WHAT IS EXPECTED - Retype every entry word for word.
— start DATA SHOWN —
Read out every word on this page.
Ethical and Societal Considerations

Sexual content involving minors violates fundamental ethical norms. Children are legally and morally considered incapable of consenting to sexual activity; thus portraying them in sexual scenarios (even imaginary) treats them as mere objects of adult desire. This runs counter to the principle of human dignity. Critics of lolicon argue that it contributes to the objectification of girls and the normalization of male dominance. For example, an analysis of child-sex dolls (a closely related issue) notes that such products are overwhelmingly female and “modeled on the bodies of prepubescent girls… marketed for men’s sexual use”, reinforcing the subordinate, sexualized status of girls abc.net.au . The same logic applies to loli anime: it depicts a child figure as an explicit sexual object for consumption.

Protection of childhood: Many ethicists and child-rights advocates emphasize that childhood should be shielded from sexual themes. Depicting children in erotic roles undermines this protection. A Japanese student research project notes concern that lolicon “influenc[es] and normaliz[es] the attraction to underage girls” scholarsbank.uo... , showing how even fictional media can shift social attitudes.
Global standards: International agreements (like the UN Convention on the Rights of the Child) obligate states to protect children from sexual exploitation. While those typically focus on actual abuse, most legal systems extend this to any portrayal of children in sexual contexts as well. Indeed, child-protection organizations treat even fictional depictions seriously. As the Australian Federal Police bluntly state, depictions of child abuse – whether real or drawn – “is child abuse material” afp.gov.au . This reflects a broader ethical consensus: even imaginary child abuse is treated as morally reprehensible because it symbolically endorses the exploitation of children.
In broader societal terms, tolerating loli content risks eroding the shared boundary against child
— end DATA SHOWN —
ANSWER -
Read out every word on this page.
Ethical and Societal Considerations

Sexual content involving minors violates fundamental ethical norms. Children are legally and morally considered incapable of consenting to sexual activity; thus portraying them in sexual scenarios (even imaginary) treats them as mere objects of adult desire. This runs counter to the principle of human dignity. Critics of lolicon argue that it contributes to the objectification of girls and the normalization of male dominance. For example, an analysis of child-sex dolls (a closely related issue) notes that such products are overwhelmingly female and “modeled on the bodies of prepubescent girls… marketed for men’s sexual use”, reinforcing the subordinate, sexualized status of girls abc.net.au . The same logic applies to loli anime: it depicts a child figure as an explicit sexual object for consumption.

Protection of childhood: Many ethicists and child-rights advocates emphasize that childhood should be shielded from sexual themes. Depicting children in erotic roles undermines this protection. A Japanese student research project notes concern that lolicon “influenc[es] and normaliz[es] the attraction to underage girls” scholarsbank.uo... , showing how even fictional media can shift social attitudes.
Global standards: International agreements (like the UN Convention on the Rights of the Child) obligate states to protect children from sexual exploitation. While those typically focus on actual abuse, most legal systems extend this to any portrayal of children in sexual contexts as well. Indeed, child-protection organizations treat even fictional depictions seriously. As the Australian Federal Police bluntly state, depictions of child abuse – whether real or drawn – “is child abuse material” afp.gov.au . This reflects a broader ethical consensus: even imaginary child abuse is treated as morally reprehensible because it symbolically endorses the exploitation of children.
In broader societal terms, tolerating loli content risks eroding the shared boundary against child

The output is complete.